* To do
Look at the entries below and reproduce them exactly.
Dataset rows start
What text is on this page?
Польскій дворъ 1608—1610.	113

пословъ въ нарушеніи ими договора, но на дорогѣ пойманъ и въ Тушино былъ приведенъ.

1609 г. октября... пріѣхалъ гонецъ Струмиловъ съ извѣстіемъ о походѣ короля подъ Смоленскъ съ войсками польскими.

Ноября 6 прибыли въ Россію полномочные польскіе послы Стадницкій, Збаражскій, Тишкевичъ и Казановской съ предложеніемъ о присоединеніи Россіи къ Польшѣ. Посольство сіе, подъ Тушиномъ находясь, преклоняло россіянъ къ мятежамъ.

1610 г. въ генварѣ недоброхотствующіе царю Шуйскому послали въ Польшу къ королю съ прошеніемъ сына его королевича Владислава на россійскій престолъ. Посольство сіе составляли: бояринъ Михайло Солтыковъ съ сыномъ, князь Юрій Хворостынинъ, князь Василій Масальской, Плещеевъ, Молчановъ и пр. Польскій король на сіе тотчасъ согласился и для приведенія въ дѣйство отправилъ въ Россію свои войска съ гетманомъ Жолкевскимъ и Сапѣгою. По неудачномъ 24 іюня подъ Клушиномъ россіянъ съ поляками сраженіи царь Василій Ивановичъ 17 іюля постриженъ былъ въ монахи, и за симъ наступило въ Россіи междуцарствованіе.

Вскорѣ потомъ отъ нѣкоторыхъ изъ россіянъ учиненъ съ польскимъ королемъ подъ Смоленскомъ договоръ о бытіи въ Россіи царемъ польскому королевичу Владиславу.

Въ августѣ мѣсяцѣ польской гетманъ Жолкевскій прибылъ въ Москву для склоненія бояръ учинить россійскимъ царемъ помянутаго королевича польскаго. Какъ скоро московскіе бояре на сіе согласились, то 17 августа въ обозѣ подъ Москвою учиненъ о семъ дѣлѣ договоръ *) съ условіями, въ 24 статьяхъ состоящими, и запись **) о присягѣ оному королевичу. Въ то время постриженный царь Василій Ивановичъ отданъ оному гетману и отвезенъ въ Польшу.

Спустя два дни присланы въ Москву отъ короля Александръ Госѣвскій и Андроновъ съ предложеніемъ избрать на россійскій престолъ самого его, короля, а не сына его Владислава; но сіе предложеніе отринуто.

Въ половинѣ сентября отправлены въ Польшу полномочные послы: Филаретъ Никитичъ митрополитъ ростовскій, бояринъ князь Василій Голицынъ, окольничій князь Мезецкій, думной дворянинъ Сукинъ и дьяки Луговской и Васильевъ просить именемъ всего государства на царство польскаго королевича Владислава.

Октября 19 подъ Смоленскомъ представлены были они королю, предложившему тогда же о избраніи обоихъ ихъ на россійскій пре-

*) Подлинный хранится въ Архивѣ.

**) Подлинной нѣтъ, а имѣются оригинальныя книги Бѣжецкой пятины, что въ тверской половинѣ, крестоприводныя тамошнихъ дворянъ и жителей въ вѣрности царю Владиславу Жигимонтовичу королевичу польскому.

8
Dataset rows end
* Problem solution
What text is on this page?
Польскій дворъ 1608—1610.	113

пословъ въ нарушеніи ими договора, но на дорогѣ пойманъ и въ Тушино былъ приведенъ.

1609 г. октября... пріѣхалъ гонецъ Струмиловъ съ извѣстіемъ о походѣ короля подъ Смоленскъ съ войсками польскими.

Ноября 6 прибыли въ Россію полномочные польскіе послы Стадницкій, Збаражскій, Тишкевичъ и Казановской съ предложеніемъ о присоединеніи Россіи къ Польшѣ. Посольство сіе, подъ Тушиномъ находясь, преклоняло россіянъ къ мятежамъ.

1610 г. въ генварѣ недоброхотствующіе царю Шуйскому послали въ Польшу къ королю съ прошеніемъ сына его королевича Владислава на россійскій престолъ. Посольство сіе составляли: бояринъ Михайло Солтыковъ съ сыномъ, князь Юрій Хворостынинъ, князь Василій Масальской, Плещеевъ, Молчановъ и пр. Польскій король на сіе тотчасъ согласился и для приведенія въ дѣйство отправилъ въ Россію свои войска съ гетманомъ Жолкевскимъ и Сапѣгою. По неудачномъ 24 іюня подъ Клушиномъ россіянъ съ поляками сраженіи царь Василій Ивановичъ 17 іюля постриженъ былъ въ монахи, и за симъ наступило въ Россіи междуцарствованіе.

Вскорѣ потомъ отъ нѣкоторыхъ изъ россіянъ учиненъ съ польскимъ королемъ подъ Смоленскомъ договоръ о бытіи въ Россіи царемъ польскому королевичу Владиславу.

Въ августѣ мѣсяцѣ польской гетманъ Жолкевскій прибылъ въ Москву для склоненія бояръ учинить россійскимъ царемъ помянутаго королевича польскаго. Какъ скоро московскіе бояре на сіе согласились, то 17 августа въ обозѣ подъ Москвою учиненъ о семъ дѣлѣ договоръ *) съ условіями, въ 24 статьяхъ состоящими, и запись **) о присягѣ оному королевичу. Въ то время постриженный царь Василій Ивановичъ отданъ оному гетману и отвезенъ въ Польшу.

Спустя два дни присланы въ Москву отъ короля Александръ Госѣвскій и Андроновъ съ предложеніемъ избрать на россійскій престолъ самого его, короля, а не сына его Владислава; но сіе предложеніе отринуто.

Въ половинѣ сентября отправлены въ Польшу полномочные послы: Филаретъ Никитичъ митрополитъ ростовскій, бояринъ князь Василій Голицынъ, окольничій князь Мезецкій, думной дворянинъ Сукинъ и дьяки Луговской и Васильевъ просить именемъ всего государства на царство польскаго королевича Владислава.

Октября 19 подъ Смоленскомъ представлены были они королю, предложившему тогда же о избраніи обоихъ ихъ на россійскій пре-

*) Подлинный хранится въ Архивѣ.

**) Подлинной нѣтъ, а имѣются оригинальныя книги Бѣжецкой пятины, что въ тверской половинѣ, крестоприводныя тамошнихъ дворянъ и жителей въ вѣрности царю Владиславу Жигимонтовичу королевичу польскому.

8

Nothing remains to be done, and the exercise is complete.